### Written problem
Below are the records; copy each line in them that holds the word "Nostalgia".

### Available data
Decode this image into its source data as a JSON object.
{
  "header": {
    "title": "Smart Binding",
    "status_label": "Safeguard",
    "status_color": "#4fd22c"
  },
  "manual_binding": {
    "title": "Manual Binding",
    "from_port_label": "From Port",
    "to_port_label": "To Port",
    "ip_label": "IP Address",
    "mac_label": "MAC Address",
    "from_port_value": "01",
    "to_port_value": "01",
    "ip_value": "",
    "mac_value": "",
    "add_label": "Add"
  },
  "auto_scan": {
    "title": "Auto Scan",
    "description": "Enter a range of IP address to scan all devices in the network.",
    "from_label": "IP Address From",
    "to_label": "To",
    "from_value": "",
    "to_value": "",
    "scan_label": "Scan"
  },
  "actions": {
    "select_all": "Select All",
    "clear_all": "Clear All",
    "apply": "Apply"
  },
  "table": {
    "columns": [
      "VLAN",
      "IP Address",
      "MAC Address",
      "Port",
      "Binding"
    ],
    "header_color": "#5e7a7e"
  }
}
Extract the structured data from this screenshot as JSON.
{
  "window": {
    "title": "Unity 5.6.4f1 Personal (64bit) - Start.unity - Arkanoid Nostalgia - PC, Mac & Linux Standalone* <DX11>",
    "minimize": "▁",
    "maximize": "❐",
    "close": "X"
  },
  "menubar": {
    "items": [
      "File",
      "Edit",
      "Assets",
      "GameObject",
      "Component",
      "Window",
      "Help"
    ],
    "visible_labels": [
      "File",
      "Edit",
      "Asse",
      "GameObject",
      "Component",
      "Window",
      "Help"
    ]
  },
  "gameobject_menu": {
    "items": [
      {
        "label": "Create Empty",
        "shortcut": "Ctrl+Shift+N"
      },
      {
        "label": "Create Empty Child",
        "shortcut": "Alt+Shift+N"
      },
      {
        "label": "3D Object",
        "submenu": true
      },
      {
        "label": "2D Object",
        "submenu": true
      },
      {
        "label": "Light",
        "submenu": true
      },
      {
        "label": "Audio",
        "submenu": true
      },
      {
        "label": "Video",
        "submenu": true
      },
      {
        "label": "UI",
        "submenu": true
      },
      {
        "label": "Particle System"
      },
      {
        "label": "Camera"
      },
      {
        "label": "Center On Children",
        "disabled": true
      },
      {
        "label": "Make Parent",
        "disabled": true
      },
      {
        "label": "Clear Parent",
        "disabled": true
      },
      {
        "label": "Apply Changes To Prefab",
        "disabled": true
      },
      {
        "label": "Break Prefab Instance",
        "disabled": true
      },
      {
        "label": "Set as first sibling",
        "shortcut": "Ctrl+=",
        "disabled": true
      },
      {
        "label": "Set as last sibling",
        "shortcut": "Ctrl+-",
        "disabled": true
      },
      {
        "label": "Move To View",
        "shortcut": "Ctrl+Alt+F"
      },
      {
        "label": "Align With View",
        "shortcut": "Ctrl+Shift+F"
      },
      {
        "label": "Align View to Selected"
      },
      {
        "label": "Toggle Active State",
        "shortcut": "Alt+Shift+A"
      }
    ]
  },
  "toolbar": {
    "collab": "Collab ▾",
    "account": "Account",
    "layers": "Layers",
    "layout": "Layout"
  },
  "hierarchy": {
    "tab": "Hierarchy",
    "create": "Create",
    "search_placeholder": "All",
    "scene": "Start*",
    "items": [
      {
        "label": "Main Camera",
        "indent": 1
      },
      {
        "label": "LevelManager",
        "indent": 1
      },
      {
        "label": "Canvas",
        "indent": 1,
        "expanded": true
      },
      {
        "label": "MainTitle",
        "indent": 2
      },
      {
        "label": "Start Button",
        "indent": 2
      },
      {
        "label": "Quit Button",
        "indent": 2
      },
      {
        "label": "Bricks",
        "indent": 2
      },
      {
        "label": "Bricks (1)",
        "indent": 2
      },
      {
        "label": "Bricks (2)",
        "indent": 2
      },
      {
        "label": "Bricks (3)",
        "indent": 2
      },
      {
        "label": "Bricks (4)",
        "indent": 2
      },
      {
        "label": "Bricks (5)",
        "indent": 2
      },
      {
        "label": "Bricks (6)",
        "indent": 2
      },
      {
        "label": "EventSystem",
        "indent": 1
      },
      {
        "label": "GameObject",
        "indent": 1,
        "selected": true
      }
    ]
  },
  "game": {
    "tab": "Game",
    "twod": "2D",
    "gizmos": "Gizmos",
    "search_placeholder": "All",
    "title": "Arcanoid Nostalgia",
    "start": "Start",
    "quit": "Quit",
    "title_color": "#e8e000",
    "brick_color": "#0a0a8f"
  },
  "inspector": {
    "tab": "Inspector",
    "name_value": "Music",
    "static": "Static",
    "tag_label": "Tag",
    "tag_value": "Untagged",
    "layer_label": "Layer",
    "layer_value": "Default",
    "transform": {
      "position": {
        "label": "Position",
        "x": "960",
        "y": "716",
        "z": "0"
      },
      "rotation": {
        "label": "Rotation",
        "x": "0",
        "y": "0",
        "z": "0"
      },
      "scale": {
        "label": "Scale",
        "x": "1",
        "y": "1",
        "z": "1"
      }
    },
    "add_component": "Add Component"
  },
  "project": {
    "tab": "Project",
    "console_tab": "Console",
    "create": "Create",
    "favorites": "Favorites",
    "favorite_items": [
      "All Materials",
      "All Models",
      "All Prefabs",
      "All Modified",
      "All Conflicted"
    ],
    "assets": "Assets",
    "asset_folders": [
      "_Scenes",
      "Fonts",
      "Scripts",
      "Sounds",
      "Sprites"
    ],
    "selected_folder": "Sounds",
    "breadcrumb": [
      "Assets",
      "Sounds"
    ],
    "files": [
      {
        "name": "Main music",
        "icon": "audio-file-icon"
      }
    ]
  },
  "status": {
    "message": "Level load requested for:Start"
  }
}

### Answer
    "title": "Unity 5.6.4f1 Personal (64bit) - Start.unity - Arkanoid Nostalgia - PC, Mac & Linux Standalone* <DX11>",
    "title": "Arcanoid Nostalgia",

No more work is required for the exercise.